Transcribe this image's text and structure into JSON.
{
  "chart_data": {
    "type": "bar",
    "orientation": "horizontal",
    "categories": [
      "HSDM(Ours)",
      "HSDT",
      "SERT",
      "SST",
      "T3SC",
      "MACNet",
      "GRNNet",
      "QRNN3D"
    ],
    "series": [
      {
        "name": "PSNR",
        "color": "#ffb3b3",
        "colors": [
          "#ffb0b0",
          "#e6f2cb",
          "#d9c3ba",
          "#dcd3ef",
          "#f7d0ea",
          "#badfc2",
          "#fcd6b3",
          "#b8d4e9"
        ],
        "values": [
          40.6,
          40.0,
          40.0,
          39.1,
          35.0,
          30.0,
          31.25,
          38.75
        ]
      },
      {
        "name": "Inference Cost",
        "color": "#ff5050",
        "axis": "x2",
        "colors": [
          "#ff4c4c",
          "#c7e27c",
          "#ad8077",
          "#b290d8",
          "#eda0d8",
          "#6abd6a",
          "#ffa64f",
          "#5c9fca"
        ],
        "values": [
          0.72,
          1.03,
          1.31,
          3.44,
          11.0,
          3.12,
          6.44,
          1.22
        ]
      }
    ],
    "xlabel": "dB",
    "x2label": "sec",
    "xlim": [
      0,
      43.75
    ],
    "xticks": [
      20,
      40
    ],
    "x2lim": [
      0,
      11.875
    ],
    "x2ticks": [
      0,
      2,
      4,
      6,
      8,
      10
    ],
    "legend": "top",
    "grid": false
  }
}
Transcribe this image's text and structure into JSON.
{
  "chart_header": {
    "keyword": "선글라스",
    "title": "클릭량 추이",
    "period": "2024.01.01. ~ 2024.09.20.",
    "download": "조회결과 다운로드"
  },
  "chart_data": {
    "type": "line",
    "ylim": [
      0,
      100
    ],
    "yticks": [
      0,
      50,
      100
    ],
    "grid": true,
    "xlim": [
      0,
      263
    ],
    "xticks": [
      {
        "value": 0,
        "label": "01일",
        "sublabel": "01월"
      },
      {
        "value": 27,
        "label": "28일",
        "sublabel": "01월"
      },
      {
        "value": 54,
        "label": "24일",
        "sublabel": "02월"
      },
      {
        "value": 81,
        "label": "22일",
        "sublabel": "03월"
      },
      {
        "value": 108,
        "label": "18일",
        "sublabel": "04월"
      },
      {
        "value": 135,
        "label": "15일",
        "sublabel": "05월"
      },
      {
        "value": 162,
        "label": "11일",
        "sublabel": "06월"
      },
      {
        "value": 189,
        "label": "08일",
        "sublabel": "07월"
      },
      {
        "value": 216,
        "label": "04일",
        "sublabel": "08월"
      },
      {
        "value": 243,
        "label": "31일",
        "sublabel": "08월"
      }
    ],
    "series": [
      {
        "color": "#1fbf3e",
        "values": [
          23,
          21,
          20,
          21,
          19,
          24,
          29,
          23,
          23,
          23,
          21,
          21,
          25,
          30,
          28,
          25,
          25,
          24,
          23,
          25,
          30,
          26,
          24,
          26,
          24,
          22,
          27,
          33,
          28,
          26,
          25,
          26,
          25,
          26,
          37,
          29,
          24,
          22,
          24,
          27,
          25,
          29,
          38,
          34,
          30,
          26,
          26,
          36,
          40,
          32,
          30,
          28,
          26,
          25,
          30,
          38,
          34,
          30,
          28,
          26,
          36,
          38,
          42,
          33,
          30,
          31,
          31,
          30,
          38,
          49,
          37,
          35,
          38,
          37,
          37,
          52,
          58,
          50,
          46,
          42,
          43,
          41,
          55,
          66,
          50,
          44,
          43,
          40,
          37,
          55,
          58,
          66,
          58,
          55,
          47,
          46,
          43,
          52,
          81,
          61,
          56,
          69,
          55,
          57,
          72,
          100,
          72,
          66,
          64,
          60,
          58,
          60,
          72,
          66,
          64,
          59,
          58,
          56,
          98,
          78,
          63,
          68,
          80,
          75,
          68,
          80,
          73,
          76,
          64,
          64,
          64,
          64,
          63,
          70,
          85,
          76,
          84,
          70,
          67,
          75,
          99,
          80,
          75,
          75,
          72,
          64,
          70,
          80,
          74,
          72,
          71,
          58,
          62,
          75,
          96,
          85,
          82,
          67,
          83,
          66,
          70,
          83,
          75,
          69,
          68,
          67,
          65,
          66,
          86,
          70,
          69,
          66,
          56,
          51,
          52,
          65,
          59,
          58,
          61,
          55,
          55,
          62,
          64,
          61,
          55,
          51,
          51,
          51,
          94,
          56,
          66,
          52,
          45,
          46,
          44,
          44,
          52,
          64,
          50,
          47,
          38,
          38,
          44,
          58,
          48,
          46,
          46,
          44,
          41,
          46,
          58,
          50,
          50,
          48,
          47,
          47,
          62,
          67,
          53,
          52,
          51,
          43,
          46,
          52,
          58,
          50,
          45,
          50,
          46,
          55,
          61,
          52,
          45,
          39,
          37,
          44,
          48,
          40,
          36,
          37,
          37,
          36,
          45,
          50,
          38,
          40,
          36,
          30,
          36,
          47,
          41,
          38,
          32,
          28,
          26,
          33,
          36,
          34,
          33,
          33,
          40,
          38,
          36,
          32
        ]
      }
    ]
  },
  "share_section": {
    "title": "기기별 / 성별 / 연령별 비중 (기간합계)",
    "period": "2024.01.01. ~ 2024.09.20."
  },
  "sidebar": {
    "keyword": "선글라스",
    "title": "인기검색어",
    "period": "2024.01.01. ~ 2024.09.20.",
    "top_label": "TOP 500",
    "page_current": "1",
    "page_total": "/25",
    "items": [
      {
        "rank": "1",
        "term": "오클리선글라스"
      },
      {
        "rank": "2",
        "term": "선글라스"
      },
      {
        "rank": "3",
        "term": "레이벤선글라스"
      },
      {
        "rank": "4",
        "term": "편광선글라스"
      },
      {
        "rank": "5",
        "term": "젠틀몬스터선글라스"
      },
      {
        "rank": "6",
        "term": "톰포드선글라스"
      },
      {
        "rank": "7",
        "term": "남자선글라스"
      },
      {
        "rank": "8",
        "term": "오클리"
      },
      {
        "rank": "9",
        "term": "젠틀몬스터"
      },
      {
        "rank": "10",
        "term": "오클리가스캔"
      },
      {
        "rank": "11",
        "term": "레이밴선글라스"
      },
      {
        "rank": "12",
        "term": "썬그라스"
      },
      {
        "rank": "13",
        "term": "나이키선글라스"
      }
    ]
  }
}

□ □ □ □ □

● Objective: Write out the whole listing again, exactly as it stands.

● Exercise response:
Transcribe this image's text and structure into JSON.
{
  "chart_data": {
    "type": "bar",
    "orientation": "horizontal",
    "categories": [
      "HSDM(Ours)",
      "HSDT",
      "SERT",
      "SST",
      "T3SC",
      "MACNet",
      "GRNNet",
      "QRNN3D"
    ],
    "series": [
      {
        "name": "PSNR",
        "color": "#ffb3b3",
        "colors": [
          "#ffb0b0",
          "#e6f2cb",
          "#d9c3ba",
          "#dcd3ef",
          "#f7d0ea",
          "#badfc2",
          "#fcd6b3",
          "#b8d4e9"
        ],
        "values": [
          40.6,
          40.0,
          40.0,
          39.1,
          35.0,
          30.0,
          31.25,
          38.75
        ]
      },
      {
        "name": "Inference Cost",
        "color": "#ff5050",
        "axis": "x2",
        "colors": [
          "#ff4c4c",
          "#c7e27c",
          "#ad8077",
          "#b290d8",
          "#eda0d8",
          "#6abd6a",
          "#ffa64f",
          "#5c9fca"
        ],
        "values": [
          0.72,
          1.03,
          1.31,
          3.44,
          11.0,
          3.12,
          6.44,
          1.22
        ]
      }
    ],
    "xlabel": "dB",
    "x2label": "sec",
    "xlim": [
      0,
      43.75
    ],
    "xticks": [
      20,
      40
    ],
    "x2lim": [
      0,
      11.875
    ],
    "x2ticks": [
      0,
      2,
      4,
      6,
      8,
      10
    ],
    "legend": "top",
    "grid": false
  }
}
Transcribe this image's text and structure into JSON.
{
  "chart_header": {
    "keyword": "선글라스",
    "title": "클릭량 추이",
    "period": "2024.01.01. ~ 2024.09.20.",
    "download": "조회결과 다운로드"
  },
  "chart_data": {
    "type": "line",
    "ylim": [
      0,
      100
    ],
    "yticks": [
      0,
      50,
      100
    ],
    "grid": true,
    "xlim": [
      0,
      263
    ],
    "xticks": [
      {
        "value": 0,
        "label": "01일",
        "sublabel": "01월"
      },
      {
        "value": 27,
        "label": "28일",
        "sublabel": "01월"
      },
      {
        "value": 54,
        "label": "24일",
        "sublabel": "02월"
      },
      {
        "value": 81,
        "label": "22일",
        "sublabel": "03월"
      },
      {
        "value": 108,
        "label": "18일",
        "sublabel": "04월"
      },
      {
        "value": 135,
        "label": "15일",
        "sublabel": "05월"
      },
      {
        "value": 162,
        "label": "11일",
        "sublabel": "06월"
      },
      {
        "value": 189,
        "label": "08일",
        "sublabel": "07월"
      },
      {
        "value": 216,
        "label": "04일",
        "sublabel": "08월"
      },
      {
        "value": 243,
        "label": "31일",
        "sublabel": "08월"
      }
    ],
    "series": [
      {
        "color": "#1fbf3e",
        "values": [
          23,
          21,
          20,
          21,
          19,
          24,
          29,
          23,
          23,
          23,
          21,
          21,
          25,
          30,
          28,
          25,
          25,
          24,
          23,
          25,
          30,
          26,
          24,
          26,
          24,
          22,
          27,
          33,
          28,
          26,
          25,
          26,
          25,
          26,
          37,
          29,
          24,
          22,
          24,
          27,
          25,
          29,
          38,
          34,
          30,
          26,
          26,
          36,
          40,
          32,
          30,
          28,
          26,
          25,
          30,
          38,
          34,
          30,
          28,
          26,
          36,
          38,
          42,
          33,
          30,
          31,
          31,
          30,
          38,
          49,
          37,
          35,
          38,
          37,
          37,
          52,
          58,
          50,
          46,
          42,
          43,
          41,
          55,
          66,
          50,
          44,
          43,
          40,
          37,
          55,
          58,
          66,
          58,
          55,
          47,
          46,
          43,
          52,
          81,
          61,
          56,
          69,
          55,
          57,
          72,
          100,
          72,
          66,
          64,
          60,
          58,
          60,
          72,
          66,
          64,
          59,
          58,
          56,
          98,
          78,
          63,
          68,
          80,
          75,
          68,
          80,
          73,
          76,
          64,
          64,
          64,
          64,
          63,
          70,
          85,
          76,
          84,
          70,
          67,
          75,
          99,
          80,
          75,
          75,
          72,
          64,
          70,
          80,
          74,
          72,
          71,
          58,
          62,
          75,
          96,
          85,
          82,
          67,
          83,
          66,
          70,
          83,
          75,
          69,
          68,
          67,
          65,
          66,
          86,
          70,
          69,
          66,
          56,
          51,
          52,
          65,
          59,
          58,
          61,
          55,
          55,
          62,
          64,
          61,
          55,
          51,
          51,
          51,
          94,
          56,
          66,
          52,
          45,
          46,
          44,
          44,
          52,
          64,
          50,
          47,
          38,
          38,
          44,
          58,
          48,
          46,
          46,
          44,
          41,
          46,
          58,
          50,
          50,
          48,
          47,
          47,
          62,
          67,
          53,
          52,
          51,
          43,
          46,
          52,
          58,
          50,
          45,
          50,
          46,
          55,
          61,
          52,
          45,
          39,
          37,
          44,
          48,
          40,
          36,
          37,
          37,
          36,
          45,
          50,
          38,
          40,
          36,
          30,
          36,
          47,
          41,
          38,
          32,
          28,
          26,
          33,
          36,
          34,
          33,
          33,
          40,
          38,
          36,
          32
        ]
      }
    ]
  },
  "share_section": {
    "title": "기기별 / 성별 / 연령별 비중 (기간합계)",
    "period": "2024.01.01. ~ 2024.09.20."
  },
  "sidebar": {
    "keyword": "선글라스",
    "title": "인기검색어",
    "period": "2024.01.01. ~ 2024.09.20.",
    "top_label": "TOP 500",
    "page_current": "1",
    "page_total": "/25",
    "items": [
      {
        "rank": "1",
        "term": "오클리선글라스"
      },
      {
        "rank": "2",
        "term": "선글라스"
      },
      {
        "rank": "3",
        "term": "레이벤선글라스"
      },
      {
        "rank": "4",
        "term": "편광선글라스"
      },
      {
        "rank": "5",
        "term": "젠틀몬스터선글라스"
      },
      {
        "rank": "6",
        "term": "톰포드선글라스"
      },
      {
        "rank": "7",
        "term": "남자선글라스"
      },
      {
        "rank": "8",
        "term": "오클리"
      },
      {
        "rank": "9",
        "term": "젠틀몬스터"
      },
      {
        "rank": "10",
        "term": "오클리가스캔"
      },
      {
        "rank": "11",
        "term": "레이밴선글라스"
      },
      {
        "rank": "12",
        "term": "썬그라스"
      },
      {
        "rank": "13",
        "term": "나이키선글라스"
      }
    ]
  }
}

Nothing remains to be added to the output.